# [Given passage]
__________________________________________________

Court Opinion

ID: 5141129
Source: CourtListenerOpinion
Date Created: 2021-12-28 18:09:25.392533+00
Date Added: 2024-06-11T08:24:27.454527
License: Public Domain

Chen v 111 Mott LLC (2021 NY Slip Op 07501)

Chen v 111 Mott LLC

2021 NY Slip Op 07501

Decided on December 28, 2021

Appellate Division, First Department

Published by New York State Law Reporting Bureau pursuant to Judiciary Law § 431.

This opinion is uncorrected and subject to revision before publication in the Official Reports.

Decided and Entered: December 28, 2021

Before: Manzanet-Daniels, J.P., Kapnick, Mazzarelli, Moulton, Scarpulla, JJ. 

Index No. 157115/16 Appeal No. 14617 Case No. 2020-04949 

[*1]Xiyi Chen, Plaintiff-Respondent,
v111 Mott LLC, Defendant-Respondent, H&M Contracting, Inc., et al., Defendants, H&M Contractors, Inc., Defendant-Appellant.

Lewis Brisbois Bisgaard & Smith, LLP, New York (Nicholas P. Hurzeler of counsel), for appellant.
The Altman Law Firm, PLLC, New York (Michael T. Altman of counsel), for Xiyi Chen, respondent.
Ondrovic, Hurley & Platek, PLLC, White Plains (Beth S. Gereg of counsel), for 111 Mott LLC, respondent.

Order, Supreme Court, New York County (W. Franc Perry, J.), entered on or about December 18, 2020, which, insofar as appealed from as limited by the briefs, granted plaintiff's motion for partial summary judgment on the Labor Law § 240(1) claim as against defendant H&M Contractors, Inc. (H&M), and denied H&M's cross motion for leave to amend its answer and for summary judgment dismissing the complaint as against it, unanimously reversed, on the law, without costs, plaintiff's motion denied, and H&M's cross motion granted. The Clerk is directed to enter judgment dismissing the action against H&M.
The court improvidently exercised its discretion in denying H&M's cross motion for leave to amend its answer to assert an affirmative defense that the workers' compensation benefits paid by H&M's insurer to plaintiff were his exclusive remedy against H&M (Workers' Compensation Law §§ 11, 29[6]). H&M's initial failure to submit the proposed amended pleading (CPLR 3025[b]) was a technical defect that the court should have overlooked (see CPLR 2001), particularly since H&M attached the proposed amendment to its reply (see Medina v City of New York, 134 AD3d 433 [1st Dept 2015]). Plaintiff's arguments that he was prejudiced by the amendment proposed in H&M's cross motion, filed about three years after this action was commenced and two years after the workers' compensation ruling was affirmed, are unavailing (see Caceras v Zorbas, 74 NY2d 884, 885 [1989]; Feliciano-Delgado v New York Hotel Trades Council & Hotel Assn. of N.Y. City Health Ctr., 281 AD2d 312, 316 [1st Dept 2001]; see also Murray v City of New York, 43 NY2d 400, 407 [1977] ["[workers' compensation] is an exclusive remedy as a matter of substantive law and, hence, whenever it appears or will appear from   the facts that the plaintiff was an employee of the defendant, the obligation of alleging and . . . proving noncoverage falls on the plaintiff"]). It is not dispositive that leave to amend was sought a few months after the note of issue was filed (see Torres v New York City Tr. Auth., 78 AD3d 419 [1st Dept 2010]; Lanpont v Savvas Cab Corp., 244 AD2d 208, 210-211 [1st Dept 1997]).

__________________________________________________

# [Requirement A]
Translate this sentence from the court opinion into Spanish: "The Clerk is directed to enter judgment dismissing the action against H&M."
# [Requirement B]
Please carry on the court opinion, starting after its last sentence.

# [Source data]
__________________________________________________

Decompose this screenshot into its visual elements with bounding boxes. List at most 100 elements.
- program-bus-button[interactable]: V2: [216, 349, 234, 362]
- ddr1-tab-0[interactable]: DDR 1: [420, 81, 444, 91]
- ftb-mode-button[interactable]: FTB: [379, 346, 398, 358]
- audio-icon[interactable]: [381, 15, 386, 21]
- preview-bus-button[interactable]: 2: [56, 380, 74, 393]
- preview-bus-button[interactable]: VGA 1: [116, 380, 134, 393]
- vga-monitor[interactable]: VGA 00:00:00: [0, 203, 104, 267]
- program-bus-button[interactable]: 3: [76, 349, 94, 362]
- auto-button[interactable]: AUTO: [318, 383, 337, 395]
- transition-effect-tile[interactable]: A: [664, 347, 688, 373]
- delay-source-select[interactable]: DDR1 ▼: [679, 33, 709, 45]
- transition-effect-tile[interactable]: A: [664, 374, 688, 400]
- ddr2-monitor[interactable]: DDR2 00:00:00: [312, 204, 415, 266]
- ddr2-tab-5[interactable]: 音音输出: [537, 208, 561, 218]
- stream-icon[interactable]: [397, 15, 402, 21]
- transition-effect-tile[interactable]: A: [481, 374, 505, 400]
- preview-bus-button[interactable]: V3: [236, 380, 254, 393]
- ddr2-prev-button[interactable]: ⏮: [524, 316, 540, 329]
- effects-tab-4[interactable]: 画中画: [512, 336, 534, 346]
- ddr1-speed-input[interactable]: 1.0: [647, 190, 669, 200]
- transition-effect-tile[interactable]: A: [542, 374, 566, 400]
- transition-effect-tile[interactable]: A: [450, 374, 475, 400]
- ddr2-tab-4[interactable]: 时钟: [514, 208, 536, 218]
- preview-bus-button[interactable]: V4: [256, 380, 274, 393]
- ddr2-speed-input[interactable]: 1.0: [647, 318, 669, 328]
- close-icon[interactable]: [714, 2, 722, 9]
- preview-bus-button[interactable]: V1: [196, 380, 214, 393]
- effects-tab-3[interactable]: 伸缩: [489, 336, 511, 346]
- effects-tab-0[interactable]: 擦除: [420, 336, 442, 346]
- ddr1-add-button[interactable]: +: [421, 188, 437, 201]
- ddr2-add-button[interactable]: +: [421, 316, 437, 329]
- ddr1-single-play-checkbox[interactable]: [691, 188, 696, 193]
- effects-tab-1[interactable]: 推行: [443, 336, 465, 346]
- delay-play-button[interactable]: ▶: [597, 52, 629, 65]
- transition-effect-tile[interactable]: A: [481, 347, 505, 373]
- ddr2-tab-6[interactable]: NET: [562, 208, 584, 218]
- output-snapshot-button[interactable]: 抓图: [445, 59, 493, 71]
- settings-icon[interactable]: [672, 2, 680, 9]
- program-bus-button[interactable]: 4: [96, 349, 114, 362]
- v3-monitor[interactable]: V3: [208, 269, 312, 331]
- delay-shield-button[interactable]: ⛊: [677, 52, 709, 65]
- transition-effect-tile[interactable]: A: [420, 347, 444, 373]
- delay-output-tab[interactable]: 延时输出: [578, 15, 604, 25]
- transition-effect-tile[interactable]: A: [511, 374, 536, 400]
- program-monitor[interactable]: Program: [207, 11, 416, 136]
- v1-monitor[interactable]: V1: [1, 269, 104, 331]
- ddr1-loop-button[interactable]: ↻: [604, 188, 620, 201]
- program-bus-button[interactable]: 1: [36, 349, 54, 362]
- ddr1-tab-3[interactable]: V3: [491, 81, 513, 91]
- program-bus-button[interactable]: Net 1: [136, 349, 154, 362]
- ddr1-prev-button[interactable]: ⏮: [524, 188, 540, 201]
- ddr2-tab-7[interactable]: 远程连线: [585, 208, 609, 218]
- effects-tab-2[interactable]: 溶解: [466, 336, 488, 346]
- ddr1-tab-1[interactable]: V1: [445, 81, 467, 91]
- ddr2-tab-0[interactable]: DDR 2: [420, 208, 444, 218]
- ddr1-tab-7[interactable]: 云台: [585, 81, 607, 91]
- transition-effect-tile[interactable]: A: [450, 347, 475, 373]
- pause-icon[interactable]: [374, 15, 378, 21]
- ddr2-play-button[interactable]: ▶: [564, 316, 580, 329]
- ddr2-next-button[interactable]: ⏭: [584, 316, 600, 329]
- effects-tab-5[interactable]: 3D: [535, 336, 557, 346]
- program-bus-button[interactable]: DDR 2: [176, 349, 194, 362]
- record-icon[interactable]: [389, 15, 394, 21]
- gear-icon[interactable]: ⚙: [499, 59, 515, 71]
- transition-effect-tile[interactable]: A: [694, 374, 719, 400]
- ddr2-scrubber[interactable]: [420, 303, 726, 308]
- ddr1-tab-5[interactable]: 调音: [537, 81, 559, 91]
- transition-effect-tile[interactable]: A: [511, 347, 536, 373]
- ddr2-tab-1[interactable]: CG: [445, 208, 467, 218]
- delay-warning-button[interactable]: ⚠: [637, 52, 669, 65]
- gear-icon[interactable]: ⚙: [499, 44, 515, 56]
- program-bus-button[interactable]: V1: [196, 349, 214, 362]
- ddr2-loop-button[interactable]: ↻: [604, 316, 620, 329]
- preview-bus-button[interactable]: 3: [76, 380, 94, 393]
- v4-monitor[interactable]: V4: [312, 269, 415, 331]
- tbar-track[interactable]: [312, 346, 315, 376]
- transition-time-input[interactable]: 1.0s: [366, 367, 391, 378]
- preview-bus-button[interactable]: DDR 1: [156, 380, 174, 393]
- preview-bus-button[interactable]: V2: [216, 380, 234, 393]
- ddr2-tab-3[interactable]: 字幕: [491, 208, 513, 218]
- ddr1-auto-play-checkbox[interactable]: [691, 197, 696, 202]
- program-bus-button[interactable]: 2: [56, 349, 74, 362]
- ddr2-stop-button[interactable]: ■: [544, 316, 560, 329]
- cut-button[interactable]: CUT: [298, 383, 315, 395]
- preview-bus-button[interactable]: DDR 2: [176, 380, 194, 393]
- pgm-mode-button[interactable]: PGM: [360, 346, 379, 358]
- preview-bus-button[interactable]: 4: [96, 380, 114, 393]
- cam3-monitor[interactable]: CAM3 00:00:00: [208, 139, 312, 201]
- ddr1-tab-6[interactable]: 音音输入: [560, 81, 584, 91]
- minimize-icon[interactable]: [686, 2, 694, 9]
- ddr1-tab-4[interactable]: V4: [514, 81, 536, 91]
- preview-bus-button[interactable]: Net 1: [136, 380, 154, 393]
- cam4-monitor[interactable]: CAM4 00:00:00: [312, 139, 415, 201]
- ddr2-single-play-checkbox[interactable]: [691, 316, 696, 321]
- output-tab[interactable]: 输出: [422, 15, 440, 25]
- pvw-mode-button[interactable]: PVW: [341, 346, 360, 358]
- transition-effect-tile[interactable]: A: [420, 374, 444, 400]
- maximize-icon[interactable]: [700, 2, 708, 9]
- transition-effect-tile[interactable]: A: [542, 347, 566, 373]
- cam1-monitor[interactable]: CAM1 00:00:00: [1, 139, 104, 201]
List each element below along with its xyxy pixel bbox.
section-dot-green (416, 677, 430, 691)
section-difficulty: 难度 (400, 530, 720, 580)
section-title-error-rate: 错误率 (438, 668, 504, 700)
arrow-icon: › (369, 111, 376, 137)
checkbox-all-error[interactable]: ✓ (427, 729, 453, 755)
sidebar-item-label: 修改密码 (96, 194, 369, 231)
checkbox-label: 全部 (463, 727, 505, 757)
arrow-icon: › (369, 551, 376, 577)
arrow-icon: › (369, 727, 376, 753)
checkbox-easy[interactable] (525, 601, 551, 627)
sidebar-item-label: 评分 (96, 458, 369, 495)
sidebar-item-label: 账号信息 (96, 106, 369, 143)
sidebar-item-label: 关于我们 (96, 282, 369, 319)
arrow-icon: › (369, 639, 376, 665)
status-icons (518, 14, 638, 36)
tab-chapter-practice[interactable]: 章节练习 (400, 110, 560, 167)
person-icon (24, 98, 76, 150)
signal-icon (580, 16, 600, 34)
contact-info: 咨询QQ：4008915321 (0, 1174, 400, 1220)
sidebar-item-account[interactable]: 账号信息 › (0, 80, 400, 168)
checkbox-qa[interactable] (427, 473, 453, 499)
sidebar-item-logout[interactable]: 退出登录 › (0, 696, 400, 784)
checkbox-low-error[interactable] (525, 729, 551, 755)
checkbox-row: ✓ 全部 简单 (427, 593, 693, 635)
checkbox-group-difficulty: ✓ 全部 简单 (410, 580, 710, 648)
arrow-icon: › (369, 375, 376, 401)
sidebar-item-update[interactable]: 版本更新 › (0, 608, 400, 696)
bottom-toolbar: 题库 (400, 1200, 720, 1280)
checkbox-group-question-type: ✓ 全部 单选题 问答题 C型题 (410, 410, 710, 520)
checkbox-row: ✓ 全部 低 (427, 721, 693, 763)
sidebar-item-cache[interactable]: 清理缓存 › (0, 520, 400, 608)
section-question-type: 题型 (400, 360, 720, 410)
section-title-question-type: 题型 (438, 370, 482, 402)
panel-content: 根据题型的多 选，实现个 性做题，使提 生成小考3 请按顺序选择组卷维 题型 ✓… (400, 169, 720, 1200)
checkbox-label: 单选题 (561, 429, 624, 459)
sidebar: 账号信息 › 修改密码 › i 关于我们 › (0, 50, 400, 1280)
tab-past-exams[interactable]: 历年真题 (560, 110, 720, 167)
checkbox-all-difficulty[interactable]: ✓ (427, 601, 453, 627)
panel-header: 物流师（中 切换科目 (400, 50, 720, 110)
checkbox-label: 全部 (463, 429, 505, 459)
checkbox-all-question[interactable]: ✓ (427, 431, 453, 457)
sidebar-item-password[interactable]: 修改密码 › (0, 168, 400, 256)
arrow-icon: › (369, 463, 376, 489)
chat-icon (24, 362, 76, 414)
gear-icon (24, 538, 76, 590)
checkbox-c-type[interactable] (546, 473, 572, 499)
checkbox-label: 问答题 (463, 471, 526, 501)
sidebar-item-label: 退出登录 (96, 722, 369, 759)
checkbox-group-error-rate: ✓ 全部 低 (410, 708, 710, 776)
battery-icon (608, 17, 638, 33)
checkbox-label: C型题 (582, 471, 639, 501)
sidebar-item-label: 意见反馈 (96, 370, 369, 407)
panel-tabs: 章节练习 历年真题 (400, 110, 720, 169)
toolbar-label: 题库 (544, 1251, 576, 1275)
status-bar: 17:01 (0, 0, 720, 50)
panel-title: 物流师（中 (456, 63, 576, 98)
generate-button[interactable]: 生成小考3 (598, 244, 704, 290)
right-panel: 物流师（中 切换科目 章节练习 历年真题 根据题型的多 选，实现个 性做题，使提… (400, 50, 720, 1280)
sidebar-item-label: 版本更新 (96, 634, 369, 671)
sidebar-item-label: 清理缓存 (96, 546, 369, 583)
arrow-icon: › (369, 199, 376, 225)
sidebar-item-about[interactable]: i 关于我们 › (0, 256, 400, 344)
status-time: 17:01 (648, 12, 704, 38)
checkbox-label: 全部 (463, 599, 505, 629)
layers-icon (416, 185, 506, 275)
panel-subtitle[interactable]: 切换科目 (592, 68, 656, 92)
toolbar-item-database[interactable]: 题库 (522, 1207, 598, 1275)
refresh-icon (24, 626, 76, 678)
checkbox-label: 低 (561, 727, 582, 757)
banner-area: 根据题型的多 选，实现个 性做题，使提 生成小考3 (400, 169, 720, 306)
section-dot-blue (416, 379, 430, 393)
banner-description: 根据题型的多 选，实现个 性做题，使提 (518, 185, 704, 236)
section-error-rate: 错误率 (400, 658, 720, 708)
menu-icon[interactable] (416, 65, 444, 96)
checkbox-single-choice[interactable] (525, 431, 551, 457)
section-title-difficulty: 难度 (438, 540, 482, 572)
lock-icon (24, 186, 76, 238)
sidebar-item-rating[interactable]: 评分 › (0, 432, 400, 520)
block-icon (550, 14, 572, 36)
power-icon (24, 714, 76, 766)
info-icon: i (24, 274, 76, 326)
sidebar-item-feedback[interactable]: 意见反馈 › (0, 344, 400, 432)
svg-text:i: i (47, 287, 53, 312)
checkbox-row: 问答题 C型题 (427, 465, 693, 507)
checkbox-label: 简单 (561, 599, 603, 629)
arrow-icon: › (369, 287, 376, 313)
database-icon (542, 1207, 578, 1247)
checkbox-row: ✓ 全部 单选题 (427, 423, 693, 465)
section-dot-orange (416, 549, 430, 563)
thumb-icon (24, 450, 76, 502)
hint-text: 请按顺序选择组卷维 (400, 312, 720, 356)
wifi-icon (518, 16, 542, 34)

__________________________________________________

# [Answer box A]
Se ordena al Secretario que registre la sentencia que desestima la acción contra H&M.

# [Answer box B]
The valid and final decision of a panel of the Workers' Compensation Board, affirming a decision by a Workers' Compensation Law Judge that was based on a finding that H&M was plaintiff's employer at the time of the accident, "bars [plaintiff] from relitigating the identical issue in this proceeding" (Guaman v 1963 Ryer Realty Corp., 127 AD3d 454, 456 [1st Dept 2015]; see Vogel v Herk El. Co., 229 AD2d 331 [1st Dept 1996]). Plaintiff and defendant 111 Mott LLC failed to demonstrate "the absence of a full and fair opportunity to litigate" (Jeffreys v Griffin, 1 NY3d 34, 39 [2003]). It is not dispositive that plaintiff's counsel expressly took no position on this issue in summation at the workers' compensation hearing, or that H&M's counsel at the hearing argued that H&M was not plaintiff's employer. We note that two other [*2]entities, through counsel, argued in summation at the hearing that H&M was plaintiff's employer.
In light of the foregoing, we do not reach H&M's arguments as to the Labor Law § 240(1) claim. THIS CONSTITUTES THE DECISION AND ORDER
OF THE SUPREME COURT, APPELLATE DIVISION, FIRST DEPARTMENT.